*INFORMATION SHOWN*:
----------------

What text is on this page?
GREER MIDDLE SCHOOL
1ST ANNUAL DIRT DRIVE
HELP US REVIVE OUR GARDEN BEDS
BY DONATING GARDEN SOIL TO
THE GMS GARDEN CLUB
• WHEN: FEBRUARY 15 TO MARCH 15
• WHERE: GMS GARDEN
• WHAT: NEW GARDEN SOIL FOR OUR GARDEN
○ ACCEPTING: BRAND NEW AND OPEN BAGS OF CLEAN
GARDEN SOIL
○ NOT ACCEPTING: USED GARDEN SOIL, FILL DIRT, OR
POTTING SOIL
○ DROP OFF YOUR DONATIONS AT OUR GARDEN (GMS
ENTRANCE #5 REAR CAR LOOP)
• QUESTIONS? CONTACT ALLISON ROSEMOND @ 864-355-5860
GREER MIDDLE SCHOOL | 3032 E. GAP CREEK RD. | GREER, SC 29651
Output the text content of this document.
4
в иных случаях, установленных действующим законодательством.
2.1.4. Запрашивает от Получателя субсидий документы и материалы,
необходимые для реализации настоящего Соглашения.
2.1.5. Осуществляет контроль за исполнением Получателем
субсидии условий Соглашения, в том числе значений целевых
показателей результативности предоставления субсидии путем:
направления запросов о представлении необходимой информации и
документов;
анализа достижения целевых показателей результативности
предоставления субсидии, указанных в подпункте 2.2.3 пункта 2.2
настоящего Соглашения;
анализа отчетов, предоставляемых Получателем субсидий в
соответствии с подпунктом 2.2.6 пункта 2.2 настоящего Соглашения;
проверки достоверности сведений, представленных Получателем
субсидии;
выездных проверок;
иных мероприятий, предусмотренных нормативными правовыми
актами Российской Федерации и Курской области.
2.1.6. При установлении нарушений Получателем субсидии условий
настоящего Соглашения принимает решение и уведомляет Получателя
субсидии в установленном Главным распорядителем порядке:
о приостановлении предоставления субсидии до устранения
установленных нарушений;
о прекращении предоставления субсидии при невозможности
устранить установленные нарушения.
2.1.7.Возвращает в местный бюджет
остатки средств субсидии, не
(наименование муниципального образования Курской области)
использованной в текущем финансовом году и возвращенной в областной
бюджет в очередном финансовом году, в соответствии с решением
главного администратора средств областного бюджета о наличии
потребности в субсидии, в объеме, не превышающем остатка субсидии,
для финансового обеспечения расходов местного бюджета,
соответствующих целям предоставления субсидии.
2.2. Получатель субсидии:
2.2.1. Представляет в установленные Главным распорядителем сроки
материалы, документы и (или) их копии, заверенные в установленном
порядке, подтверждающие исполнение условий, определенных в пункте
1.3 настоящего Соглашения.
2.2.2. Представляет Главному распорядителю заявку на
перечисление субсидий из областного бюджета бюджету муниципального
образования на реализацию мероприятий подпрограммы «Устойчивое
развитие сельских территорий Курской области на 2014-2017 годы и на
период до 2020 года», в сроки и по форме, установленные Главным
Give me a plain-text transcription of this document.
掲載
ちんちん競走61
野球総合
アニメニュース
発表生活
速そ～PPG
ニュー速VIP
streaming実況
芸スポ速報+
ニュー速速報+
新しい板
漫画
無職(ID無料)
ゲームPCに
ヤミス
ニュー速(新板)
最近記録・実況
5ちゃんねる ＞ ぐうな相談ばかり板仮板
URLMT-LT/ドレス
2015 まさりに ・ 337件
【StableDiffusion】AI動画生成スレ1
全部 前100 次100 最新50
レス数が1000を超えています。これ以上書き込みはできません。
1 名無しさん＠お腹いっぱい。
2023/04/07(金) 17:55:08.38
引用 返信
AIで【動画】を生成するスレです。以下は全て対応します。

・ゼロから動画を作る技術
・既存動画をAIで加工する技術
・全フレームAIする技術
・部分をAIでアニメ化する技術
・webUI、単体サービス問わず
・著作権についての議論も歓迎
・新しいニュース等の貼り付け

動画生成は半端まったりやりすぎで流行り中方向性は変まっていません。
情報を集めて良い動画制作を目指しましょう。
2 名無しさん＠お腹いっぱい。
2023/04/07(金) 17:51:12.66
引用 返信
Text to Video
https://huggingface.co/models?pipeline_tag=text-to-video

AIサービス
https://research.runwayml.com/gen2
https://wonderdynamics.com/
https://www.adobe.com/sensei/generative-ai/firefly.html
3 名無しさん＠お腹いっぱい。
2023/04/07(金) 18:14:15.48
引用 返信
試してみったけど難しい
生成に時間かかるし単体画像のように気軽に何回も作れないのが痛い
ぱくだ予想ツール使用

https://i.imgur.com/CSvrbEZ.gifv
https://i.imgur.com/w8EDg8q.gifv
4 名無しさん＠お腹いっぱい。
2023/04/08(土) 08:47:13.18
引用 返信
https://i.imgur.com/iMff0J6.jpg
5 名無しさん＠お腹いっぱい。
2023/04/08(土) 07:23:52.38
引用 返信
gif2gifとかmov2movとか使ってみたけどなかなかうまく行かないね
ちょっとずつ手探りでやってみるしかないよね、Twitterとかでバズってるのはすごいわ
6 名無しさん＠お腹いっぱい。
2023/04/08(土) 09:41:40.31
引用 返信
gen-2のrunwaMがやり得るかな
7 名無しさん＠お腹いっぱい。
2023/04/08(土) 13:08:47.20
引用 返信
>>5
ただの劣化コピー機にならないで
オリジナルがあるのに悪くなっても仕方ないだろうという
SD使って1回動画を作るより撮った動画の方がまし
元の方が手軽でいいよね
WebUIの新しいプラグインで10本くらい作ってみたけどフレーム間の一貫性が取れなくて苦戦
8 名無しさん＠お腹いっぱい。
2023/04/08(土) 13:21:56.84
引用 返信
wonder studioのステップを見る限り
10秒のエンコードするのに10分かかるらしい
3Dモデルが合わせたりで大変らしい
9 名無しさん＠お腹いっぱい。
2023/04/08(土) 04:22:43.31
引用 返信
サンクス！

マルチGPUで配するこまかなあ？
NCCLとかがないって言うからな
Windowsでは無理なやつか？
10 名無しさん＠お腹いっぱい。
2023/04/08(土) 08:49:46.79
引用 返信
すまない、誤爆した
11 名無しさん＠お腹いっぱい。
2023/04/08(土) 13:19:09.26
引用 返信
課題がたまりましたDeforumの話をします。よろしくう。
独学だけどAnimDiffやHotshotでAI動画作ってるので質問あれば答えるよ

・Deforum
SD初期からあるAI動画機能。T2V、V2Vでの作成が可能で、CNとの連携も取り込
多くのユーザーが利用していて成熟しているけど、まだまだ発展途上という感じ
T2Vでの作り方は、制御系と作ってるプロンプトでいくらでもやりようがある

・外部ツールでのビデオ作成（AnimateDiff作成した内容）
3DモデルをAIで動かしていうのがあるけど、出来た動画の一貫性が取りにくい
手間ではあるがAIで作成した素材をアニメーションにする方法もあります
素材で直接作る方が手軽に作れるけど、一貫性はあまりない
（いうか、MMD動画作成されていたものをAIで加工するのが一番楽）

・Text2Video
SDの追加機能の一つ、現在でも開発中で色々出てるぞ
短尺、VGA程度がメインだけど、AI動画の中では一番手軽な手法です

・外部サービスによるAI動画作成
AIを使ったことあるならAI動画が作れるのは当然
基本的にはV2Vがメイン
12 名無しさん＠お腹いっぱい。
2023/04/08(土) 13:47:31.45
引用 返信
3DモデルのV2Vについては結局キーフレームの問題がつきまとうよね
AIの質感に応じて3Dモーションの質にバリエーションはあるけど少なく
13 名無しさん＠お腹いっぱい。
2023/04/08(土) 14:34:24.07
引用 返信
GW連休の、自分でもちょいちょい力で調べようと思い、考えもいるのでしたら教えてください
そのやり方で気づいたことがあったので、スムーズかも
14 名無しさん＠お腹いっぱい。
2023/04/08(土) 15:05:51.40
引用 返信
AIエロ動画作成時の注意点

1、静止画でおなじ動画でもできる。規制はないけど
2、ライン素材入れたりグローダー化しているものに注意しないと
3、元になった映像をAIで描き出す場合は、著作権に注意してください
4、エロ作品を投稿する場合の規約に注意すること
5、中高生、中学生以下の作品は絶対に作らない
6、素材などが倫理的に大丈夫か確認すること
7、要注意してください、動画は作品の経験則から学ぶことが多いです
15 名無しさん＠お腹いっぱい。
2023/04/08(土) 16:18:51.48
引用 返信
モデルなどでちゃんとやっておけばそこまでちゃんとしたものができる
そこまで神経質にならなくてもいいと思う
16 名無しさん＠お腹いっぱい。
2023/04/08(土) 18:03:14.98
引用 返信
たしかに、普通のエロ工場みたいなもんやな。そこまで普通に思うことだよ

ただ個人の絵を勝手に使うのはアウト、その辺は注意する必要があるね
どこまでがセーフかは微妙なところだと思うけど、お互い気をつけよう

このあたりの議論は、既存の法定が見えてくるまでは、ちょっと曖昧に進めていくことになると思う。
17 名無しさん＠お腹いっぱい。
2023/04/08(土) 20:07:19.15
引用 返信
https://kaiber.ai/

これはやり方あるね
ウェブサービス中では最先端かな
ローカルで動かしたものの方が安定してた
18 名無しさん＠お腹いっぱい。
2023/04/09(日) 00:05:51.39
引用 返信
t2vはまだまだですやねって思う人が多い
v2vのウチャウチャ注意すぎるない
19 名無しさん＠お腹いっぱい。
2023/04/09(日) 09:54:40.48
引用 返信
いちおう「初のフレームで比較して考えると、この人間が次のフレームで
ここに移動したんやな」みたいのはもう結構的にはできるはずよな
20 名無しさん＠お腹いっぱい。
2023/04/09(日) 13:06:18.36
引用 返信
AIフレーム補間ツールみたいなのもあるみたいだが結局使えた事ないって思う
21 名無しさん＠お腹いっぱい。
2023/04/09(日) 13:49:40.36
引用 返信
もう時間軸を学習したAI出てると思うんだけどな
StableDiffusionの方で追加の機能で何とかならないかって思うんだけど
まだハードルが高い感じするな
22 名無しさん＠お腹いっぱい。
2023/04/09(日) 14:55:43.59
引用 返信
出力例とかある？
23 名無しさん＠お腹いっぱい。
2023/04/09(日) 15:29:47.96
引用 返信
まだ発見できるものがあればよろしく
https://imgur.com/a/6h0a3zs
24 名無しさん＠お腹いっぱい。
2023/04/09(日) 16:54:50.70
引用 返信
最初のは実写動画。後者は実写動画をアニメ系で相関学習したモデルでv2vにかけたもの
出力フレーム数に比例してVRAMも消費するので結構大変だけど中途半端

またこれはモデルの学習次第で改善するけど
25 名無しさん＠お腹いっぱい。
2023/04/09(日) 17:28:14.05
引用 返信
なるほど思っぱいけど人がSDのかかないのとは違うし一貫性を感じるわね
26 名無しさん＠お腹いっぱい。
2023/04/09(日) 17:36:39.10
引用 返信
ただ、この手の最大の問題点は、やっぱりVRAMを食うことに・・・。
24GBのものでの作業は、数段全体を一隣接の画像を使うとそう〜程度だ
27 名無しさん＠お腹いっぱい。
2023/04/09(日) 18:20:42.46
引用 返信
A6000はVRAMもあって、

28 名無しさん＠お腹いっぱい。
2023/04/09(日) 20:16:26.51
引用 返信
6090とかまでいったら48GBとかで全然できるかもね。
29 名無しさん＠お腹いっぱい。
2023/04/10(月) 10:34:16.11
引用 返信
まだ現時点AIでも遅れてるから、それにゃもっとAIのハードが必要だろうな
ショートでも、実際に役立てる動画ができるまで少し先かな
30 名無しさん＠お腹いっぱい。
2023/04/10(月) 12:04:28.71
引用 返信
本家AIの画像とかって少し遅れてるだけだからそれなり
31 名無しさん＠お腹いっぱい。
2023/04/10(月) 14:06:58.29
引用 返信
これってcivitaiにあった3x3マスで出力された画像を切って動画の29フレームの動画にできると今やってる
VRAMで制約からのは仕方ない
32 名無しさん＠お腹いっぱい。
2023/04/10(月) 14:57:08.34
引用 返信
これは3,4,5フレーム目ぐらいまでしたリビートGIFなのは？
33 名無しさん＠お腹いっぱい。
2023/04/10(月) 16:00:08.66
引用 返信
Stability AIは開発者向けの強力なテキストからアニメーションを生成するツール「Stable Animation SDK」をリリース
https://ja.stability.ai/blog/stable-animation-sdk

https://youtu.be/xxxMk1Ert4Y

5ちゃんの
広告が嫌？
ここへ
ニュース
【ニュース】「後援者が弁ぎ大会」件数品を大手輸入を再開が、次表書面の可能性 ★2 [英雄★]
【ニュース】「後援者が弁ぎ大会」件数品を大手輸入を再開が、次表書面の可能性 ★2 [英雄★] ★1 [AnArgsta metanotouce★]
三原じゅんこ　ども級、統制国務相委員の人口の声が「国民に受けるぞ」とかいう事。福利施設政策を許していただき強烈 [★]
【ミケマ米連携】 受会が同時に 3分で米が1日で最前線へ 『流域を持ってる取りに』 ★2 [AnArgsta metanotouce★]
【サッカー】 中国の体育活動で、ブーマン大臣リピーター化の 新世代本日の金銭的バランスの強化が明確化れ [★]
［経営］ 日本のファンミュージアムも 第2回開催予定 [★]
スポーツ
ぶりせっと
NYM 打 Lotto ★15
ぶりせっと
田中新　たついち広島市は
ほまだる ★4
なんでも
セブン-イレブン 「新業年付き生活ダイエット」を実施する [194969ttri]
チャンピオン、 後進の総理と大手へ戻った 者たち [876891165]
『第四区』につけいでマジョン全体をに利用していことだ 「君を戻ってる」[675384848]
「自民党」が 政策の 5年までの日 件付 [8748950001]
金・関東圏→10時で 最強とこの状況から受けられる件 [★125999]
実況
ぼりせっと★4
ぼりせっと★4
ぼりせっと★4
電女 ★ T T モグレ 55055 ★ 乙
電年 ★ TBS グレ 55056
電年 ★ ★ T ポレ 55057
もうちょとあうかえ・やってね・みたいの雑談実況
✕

----------------

*EXERCISE BRIEF*: Using the listing above, gather each line that holds the string "результативности" and copy it.

*CORRECT RESPONSE*:
показателей результативности предоставления субсидии путем:
анализа достижения целевых показателей результативности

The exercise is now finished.